Aim ▸ Copy out the entries exactly, from the first line to the last.
++++ Provided material
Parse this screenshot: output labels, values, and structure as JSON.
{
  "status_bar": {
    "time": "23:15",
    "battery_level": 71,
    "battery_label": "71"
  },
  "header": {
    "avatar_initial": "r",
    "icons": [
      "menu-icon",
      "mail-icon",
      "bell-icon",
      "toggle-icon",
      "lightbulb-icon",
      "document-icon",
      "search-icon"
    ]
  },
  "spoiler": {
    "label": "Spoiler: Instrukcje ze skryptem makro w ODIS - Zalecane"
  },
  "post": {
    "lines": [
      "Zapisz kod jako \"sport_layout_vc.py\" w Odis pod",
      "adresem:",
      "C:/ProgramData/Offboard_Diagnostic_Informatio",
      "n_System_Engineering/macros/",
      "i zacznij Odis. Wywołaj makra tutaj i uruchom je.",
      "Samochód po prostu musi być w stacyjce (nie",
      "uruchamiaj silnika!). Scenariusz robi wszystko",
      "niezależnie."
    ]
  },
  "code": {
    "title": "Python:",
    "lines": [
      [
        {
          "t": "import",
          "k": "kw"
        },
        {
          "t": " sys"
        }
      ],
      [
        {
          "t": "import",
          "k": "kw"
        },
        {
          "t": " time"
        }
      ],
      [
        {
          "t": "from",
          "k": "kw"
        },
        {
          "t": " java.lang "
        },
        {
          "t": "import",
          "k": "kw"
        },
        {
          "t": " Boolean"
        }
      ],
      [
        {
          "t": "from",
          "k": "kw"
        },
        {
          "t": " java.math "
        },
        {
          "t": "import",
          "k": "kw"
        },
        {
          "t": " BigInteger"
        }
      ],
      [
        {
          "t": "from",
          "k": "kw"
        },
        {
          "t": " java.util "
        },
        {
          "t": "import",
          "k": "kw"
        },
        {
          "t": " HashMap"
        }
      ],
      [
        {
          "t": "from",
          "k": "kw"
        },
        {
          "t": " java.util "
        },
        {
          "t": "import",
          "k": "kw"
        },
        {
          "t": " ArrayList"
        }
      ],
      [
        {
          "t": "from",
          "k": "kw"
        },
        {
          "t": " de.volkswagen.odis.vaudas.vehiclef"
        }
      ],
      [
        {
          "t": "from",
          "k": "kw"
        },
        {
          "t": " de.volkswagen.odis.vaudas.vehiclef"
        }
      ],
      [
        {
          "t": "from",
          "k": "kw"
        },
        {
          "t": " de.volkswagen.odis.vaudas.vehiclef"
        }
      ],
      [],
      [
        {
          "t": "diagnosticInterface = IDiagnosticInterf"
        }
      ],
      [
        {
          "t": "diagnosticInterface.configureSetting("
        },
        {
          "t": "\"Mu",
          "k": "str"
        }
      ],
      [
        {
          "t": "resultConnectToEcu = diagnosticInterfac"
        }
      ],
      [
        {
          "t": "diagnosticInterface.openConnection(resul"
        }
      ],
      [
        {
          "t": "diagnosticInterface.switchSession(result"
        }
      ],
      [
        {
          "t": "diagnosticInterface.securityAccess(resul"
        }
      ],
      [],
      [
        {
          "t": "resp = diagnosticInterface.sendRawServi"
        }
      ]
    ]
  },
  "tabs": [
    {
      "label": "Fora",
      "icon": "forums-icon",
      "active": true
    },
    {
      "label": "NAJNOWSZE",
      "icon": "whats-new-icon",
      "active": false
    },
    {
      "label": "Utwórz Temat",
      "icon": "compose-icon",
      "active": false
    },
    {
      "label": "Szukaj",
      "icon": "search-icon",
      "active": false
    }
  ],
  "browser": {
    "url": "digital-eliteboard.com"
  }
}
++++++++
Response for this exercise ▸
Parse this screenshot: output labels, values, and structure as JSON.
{
  "status_bar": {
    "time": "23:15",
    "battery_level": 71,
    "battery_label": "71"
  },
  "header": {
    "avatar_initial": "r",
    "icons": [
      "menu-icon",
      "mail-icon",
      "bell-icon",
      "toggle-icon",
      "lightbulb-icon",
      "document-icon",
      "search-icon"
    ]
  },
  "spoiler": {
    "label": "Spoiler: Instrukcje ze skryptem makro w ODIS - Zalecane"
  },
  "post": {
    "lines": [
      "Zapisz kod jako \"sport_layout_vc.py\" w Odis pod",
      "adresem:",
      "C:/ProgramData/Offboard_Diagnostic_Informatio",
      "n_System_Engineering/macros/",
      "i zacznij Odis. Wywołaj makra tutaj i uruchom je.",
      "Samochód po prostu musi być w stacyjce (nie",
      "uruchamiaj silnika!). Scenariusz robi wszystko",
      "niezależnie."
    ]
  },
  "code": {
    "title": "Python:",
    "lines": [
      [
        {
          "t": "import",
          "k": "kw"
        },
        {
          "t": " sys"
        }
      ],
      [
        {
          "t": "import",
          "k": "kw"
        },
        {
          "t": " time"
        }
      ],
      [
        {
          "t": "from",
          "k": "kw"
        },
        {
          "t": " java.lang "
        },
        {
          "t": "import",
          "k": "kw"
        },
        {
          "t": " Boolean"
        }
      ],
      [
        {
          "t": "from",
          "k": "kw"
        },
        {
          "t": " java.math "
        },
        {
          "t": "import",
          "k": "kw"
        },
        {
          "t": " BigInteger"
        }
      ],
      [
        {
          "t": "from",
          "k": "kw"
        },
        {
          "t": " java.util "
        },
        {
          "t": "import",
          "k": "kw"
        },
        {
          "t": " HashMap"
        }
      ],
      [
        {
          "t": "from",
          "k": "kw"
        },
        {
          "t": " java.util "
        },
        {
          "t": "import",
          "k": "kw"
        },
        {
          "t": " ArrayList"
        }
      ],
      [
        {
          "t": "from",
          "k": "kw"
        },
        {
          "t": " de.volkswagen.odis.vaudas.vehiclef"
        }
      ],
      [
        {
          "t": "from",
          "k": "kw"
        },
        {
          "t": " de.volkswagen.odis.vaudas.vehiclef"
        }
      ],
      [
        {
          "t": "from",
          "k": "kw"
        },
        {
          "t": " de.volkswagen.odis.vaudas.vehiclef"
        }
      ],
      [],
      [
        {
          "t": "diagnosticInterface = IDiagnosticInterf"
        }
      ],
      [
        {
          "t": "diagnosticInterface.configureSetting("
        },
        {
          "t": "\"Mu",
          "k": "str"
        }
      ],
      [
        {
          "t": "resultConnectToEcu = diagnosticInterfac"
        }
      ],
      [
        {
          "t": "diagnosticInterface.openConnection(resul"
        }
      ],
      [
        {
          "t": "diagnosticInterface.switchSession(result"
        }
      ],
      [
        {
          "t": "diagnosticInterface.securityAccess(resul"
        }
      ],
      [],
      [
        {
          "t": "resp = diagnosticInterface.sendRawServi"
        }
      ]
    ]
  },
  "tabs": [
    {
      "label": "Fora",
      "icon": "forums-icon",
      "active": true
    },
    {
      "label": "NAJNOWSZE",
      "icon": "whats-new-icon",
      "active": false
    },
    {
      "label": "Utwórz Temat",
      "icon": "compose-icon",
      "active": false
    },
    {
      "label": "Szukaj",
      "icon": "search-icon",
      "active": false
    }
  ],
  "browser": {
    "url": "digital-eliteboard.com"
  }
}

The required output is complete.